>> Start

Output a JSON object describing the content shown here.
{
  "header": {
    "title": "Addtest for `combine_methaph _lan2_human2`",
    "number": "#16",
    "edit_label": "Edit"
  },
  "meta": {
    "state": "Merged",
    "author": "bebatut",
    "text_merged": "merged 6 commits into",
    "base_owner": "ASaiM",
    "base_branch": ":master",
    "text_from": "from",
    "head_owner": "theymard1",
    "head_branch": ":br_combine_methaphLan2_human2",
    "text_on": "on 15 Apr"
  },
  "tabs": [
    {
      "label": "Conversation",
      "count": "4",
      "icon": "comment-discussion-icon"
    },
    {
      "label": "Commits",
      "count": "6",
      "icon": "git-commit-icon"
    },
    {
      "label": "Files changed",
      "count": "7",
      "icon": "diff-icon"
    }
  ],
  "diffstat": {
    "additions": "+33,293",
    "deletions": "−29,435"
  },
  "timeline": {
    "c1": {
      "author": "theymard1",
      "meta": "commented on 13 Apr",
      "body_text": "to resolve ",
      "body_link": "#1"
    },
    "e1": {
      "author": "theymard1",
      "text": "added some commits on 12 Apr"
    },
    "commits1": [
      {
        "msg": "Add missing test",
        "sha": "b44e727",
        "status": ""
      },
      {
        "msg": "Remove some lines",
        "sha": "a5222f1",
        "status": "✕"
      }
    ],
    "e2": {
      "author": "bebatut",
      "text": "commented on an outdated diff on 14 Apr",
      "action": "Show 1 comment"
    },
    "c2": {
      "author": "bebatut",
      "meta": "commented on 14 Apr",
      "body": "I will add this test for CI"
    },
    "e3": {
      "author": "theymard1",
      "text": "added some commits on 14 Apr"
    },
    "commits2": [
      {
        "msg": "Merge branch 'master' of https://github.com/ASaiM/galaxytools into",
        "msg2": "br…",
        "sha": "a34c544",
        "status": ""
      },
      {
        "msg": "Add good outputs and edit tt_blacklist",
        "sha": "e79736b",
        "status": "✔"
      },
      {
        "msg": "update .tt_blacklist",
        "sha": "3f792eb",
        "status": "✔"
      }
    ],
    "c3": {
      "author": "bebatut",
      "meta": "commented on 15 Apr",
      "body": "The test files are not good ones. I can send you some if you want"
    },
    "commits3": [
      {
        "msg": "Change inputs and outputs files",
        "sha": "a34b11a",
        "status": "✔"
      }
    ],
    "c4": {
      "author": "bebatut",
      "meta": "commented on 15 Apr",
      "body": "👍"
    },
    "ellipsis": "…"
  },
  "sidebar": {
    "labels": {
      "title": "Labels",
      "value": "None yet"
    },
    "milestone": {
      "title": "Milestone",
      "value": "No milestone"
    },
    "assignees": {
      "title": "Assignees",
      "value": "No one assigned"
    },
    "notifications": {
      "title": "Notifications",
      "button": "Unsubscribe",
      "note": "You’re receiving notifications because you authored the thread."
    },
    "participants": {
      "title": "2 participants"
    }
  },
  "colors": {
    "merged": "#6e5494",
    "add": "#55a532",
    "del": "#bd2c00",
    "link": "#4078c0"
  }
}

>> End

:: TO DO ::
Copy all of the data. Keep every word exactly as it is.

:: FINAL RESULT ::
Output a JSON object describing the content shown here.
{
  "header": {
    "title": "Addtest for `combine_methaph _lan2_human2`",
    "number": "#16",
    "edit_label": "Edit"
  },
  "meta": {
    "state": "Merged",
    "author": "bebatut",
    "text_merged": "merged 6 commits into",
    "base_owner": "ASaiM",
    "base_branch": ":master",
    "text_from": "from",
    "head_owner": "theymard1",
    "head_branch": ":br_combine_methaphLan2_human2",
    "text_on": "on 15 Apr"
  },
  "tabs": [
    {
      "label": "Conversation",
      "count": "4",
      "icon": "comment-discussion-icon"
    },
    {
      "label": "Commits",
      "count": "6",
      "icon": "git-commit-icon"
    },
    {
      "label": "Files changed",
      "count": "7",
      "icon": "diff-icon"
    }
  ],
  "diffstat": {
    "additions": "+33,293",
    "deletions": "−29,435"
  },
  "timeline": {
    "c1": {
      "author": "theymard1",
      "meta": "commented on 13 Apr",
      "body_text": "to resolve ",
      "body_link": "#1"
    },
    "e1": {
      "author": "theymard1",
      "text": "added some commits on 12 Apr"
    },
    "commits1": [
      {
        "msg": "Add missing test",
        "sha": "b44e727",
        "status": ""
      },
      {
        "msg": "Remove some lines",
        "sha": "a5222f1",
        "status": "✕"
      }
    ],
    "e2": {
      "author": "bebatut",
      "text": "commented on an outdated diff on 14 Apr",
      "action": "Show 1 comment"
    },
    "c2": {
      "author": "bebatut",
      "meta": "commented on 14 Apr",
      "body": "I will add this test for CI"
    },
    "e3": {
      "author": "theymard1",
      "text": "added some commits on 14 Apr"
    },
    "commits2": [
      {
        "msg": "Merge branch 'master' of https://github.com/ASaiM/galaxytools into",
        "msg2": "br…",
        "sha": "a34c544",
        "status": ""
      },
      {
        "msg": "Add good outputs and edit tt_blacklist",
        "sha": "e79736b",
        "status": "✔"
      },
      {
        "msg": "update .tt_blacklist",
        "sha": "3f792eb",
        "status": "✔"
      }
    ],
    "c3": {
      "author": "bebatut",
      "meta": "commented on 15 Apr",
      "body": "The test files are not good ones. I can send you some if you want"
    },
    "commits3": [
      {
        "msg": "Change inputs and outputs files",
        "sha": "a34b11a",
        "status": "✔"
      }
    ],
    "c4": {
      "author": "bebatut",
      "meta": "commented on 15 Apr",
      "body": "👍"
    },
    "ellipsis": "…"
  },
  "sidebar": {
    "labels": {
      "title": "Labels",
      "value": "None yet"
    },
    "milestone": {
      "title": "Milestone",
      "value": "No milestone"
    },
    "assignees": {
      "title": "Assignees",
      "value": "No one assigned"
    },
    "notifications": {
      "title": "Notifications",
      "button": "Unsubscribe",
      "note": "You’re receiving notifications because you authored the thread."
    },
    "participants": {
      "title": "2 participants"
    }
  },
  "colors": {
    "merged": "#6e5494",
    "add": "#55a532",
    "del": "#bd2c00",
    "link": "#4078c0"
  }
}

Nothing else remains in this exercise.